» **TASK DETAILS**: Output all of the entries below precisely as written.
^^^^^^^^^^^^^^^^
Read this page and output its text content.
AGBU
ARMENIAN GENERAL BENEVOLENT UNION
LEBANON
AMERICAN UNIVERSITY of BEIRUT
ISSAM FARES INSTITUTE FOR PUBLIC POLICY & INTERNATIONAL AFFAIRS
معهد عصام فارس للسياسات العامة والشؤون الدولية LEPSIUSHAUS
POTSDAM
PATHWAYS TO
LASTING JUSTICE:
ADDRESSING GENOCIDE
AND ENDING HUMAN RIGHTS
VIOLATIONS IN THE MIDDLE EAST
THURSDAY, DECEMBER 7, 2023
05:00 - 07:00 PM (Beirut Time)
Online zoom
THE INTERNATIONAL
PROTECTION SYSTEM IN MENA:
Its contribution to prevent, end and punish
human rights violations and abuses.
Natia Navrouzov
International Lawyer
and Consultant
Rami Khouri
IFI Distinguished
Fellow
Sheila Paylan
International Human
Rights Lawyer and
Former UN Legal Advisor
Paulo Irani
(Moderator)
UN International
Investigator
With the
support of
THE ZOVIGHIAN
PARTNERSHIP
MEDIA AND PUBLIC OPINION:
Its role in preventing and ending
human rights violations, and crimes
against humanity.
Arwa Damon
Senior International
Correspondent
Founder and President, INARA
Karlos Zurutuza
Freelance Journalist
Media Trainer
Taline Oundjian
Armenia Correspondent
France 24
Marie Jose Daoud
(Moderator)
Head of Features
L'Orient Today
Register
^^^^^^^^^^^^^^^^
» **EXERCISE OUTPUT**:
Read this page and output its text content.
AGBU
ARMENIAN GENERAL BENEVOLENT UNION
LEBANON
AMERICAN UNIVERSITY of BEIRUT
ISSAM FARES INSTITUTE FOR PUBLIC POLICY & INTERNATIONAL AFFAIRS
معهد عصام فارس للسياسات العامة والشؤون الدولية LEPSIUSHAUS
POTSDAM
PATHWAYS TO
LASTING JUSTICE:
ADDRESSING GENOCIDE
AND ENDING HUMAN RIGHTS
VIOLATIONS IN THE MIDDLE EAST
THURSDAY, DECEMBER 7, 2023
05:00 - 07:00 PM (Beirut Time)
Online zoom
THE INTERNATIONAL
PROTECTION SYSTEM IN MENA:
Its contribution to prevent, end and punish
human rights violations and abuses.
Natia Navrouzov
International Lawyer
and Consultant
Rami Khouri
IFI Distinguished
Fellow
Sheila Paylan
International Human
Rights Lawyer and
Former UN Legal Advisor
Paulo Irani
(Moderator)
UN International
Investigator
With the
support of
THE ZOVIGHIAN
PARTNERSHIP
MEDIA AND PUBLIC OPINION:
Its role in preventing and ending
human rights violations, and crimes
against humanity.
Arwa Damon
Senior International
Correspondent
Founder and President, INARA
Karlos Zurutuza
Freelance Journalist
Media Trainer
Taline Oundjian
Armenia Correspondent
France 24
Marie Jose Daoud
(Moderator)
Head of Features
L'Orient Today
Register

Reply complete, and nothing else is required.